▶ **Aim of the exercise**
Print every entry, word for word, and skip the images.

▶ **Records for processing**

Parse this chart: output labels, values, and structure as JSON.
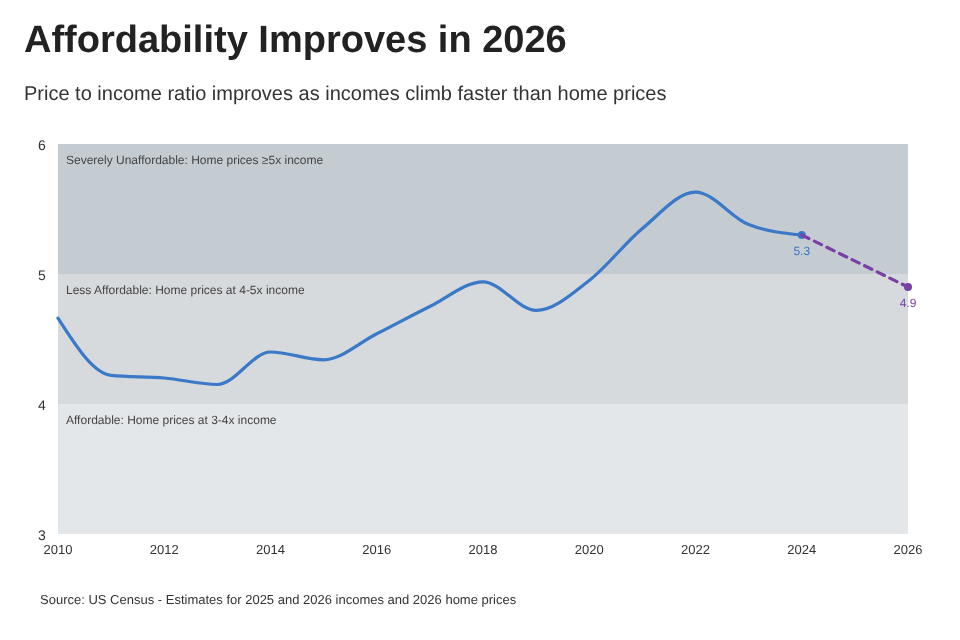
{
  "chart_data": {
    "type": "line",
    "title": "Affordability Improves in 2026",
    "subtitle": "Price to income ratio improves as incomes climb faster than home prices",
    "xlim": [
      2010,
      2026
    ],
    "xticks": [
      2010,
      2012,
      2014,
      2016,
      2018,
      2020,
      2022,
      2024,
      2026
    ],
    "ylim": [
      3,
      6
    ],
    "yticks": [
      3,
      4,
      5,
      6
    ],
    "series": [
      {
        "color": "#3a78c8",
        "line_style": "solid",
        "x": [
          2010,
          2011,
          2012,
          2013,
          2014,
          2015,
          2016,
          2017,
          2018,
          2019,
          2020,
          2021,
          2022,
          2023,
          2024
        ],
        "values": [
          4.66,
          4.22,
          4.2,
          4.15,
          4.4,
          4.34,
          4.54,
          4.75,
          4.94,
          4.72,
          4.95,
          5.35,
          5.63,
          5.38,
          5.3
        ],
        "value_labels": [
          null,
          null,
          null,
          null,
          null,
          null,
          null,
          null,
          null,
          null,
          null,
          null,
          null,
          null,
          "5.3"
        ]
      },
      {
        "color": "#7b3fa8",
        "line_style": "dashed",
        "x": [
          2024,
          2026
        ],
        "values": [
          5.3,
          4.9
        ],
        "value_labels": [
          null,
          "4.9"
        ]
      }
    ],
    "bands": [
      {
        "axis": "y",
        "from": 5,
        "to": 6,
        "label": "Severely Unaffordable: Home prices ≥5x income",
        "color": "#c4ccd2"
      },
      {
        "axis": "y",
        "from": 4,
        "to": 5,
        "label": "Less Affordable: Home prices at 4-5x income",
        "color": "#d6dadd"
      },
      {
        "axis": "y",
        "from": 3,
        "to": 4,
        "label": "Affordable: Home prices at 3-4x income",
        "color": "#e4e7e9"
      }
    ],
    "annotations": [
      "Source: US Census - Estimates for 2025 and 2026 incomes and 2026 home prices"
    ]
  }
}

▶ **Task response**
Parse this chart: output labels, values, and structure as JSON.
{
  "chart_data": {
    "type": "line",
    "title": "Affordability Improves in 2026",
    "subtitle": "Price to income ratio improves as incomes climb faster than home prices",
    "xlim": [
      2010,
      2026
    ],
    "xticks": [
      2010,
      2012,
      2014,
      2016,
      2018,
      2020,
      2022,
      2024,
      2026
    ],
    "ylim": [
      3,
      6
    ],
    "yticks": [
      3,
      4,
      5,
      6
    ],
    "series": [
      {
        "color": "#3a78c8",
        "line_style": "solid",
        "x": [
          2010,
          2011,
          2012,
          2013,
          2014,
          2015,
          2016,
          2017,
          2018,
          2019,
          2020,
          2021,
          2022,
          2023,
          2024
        ],
        "values": [
          4.66,
          4.22,
          4.2,
          4.15,
          4.4,
          4.34,
          4.54,
          4.75,
          4.94,
          4.72,
          4.95,
          5.35,
          5.63,
          5.38,
          5.3
        ],
        "value_labels": [
          null,
          null,
          null,
          null,
          null,
          null,
          null,
          null,
          null,
          null,
          null,
          null,
          null,
          null,
          "5.3"
        ]
      },
      {
        "color": "#7b3fa8",
        "line_style": "dashed",
        "x": [
          2024,
          2026
        ],
        "values": [
          5.3,
          4.9
        ],
        "value_labels": [
          null,
          "4.9"
        ]
      }
    ],
    "bands": [
      {
        "axis": "y",
        "from": 5,
        "to": 6,
        "label": "Severely Unaffordable: Home prices ≥5x income",
        "color": "#c4ccd2"
      },
      {
        "axis": "y",
        "from": 4,
        "to": 5,
        "label": "Less Affordable: Home prices at 4-5x income",
        "color": "#d6dadd"
      },
      {
        "axis": "y",
        "from": 3,
        "to": 4,
        "label": "Affordable: Home prices at 3-4x income",
        "color": "#e4e7e9"
      }
    ],
    "annotations": [
      "Source: US Census - Estimates for 2025 and 2026 incomes and 2026 home prices"
    ]
  }
}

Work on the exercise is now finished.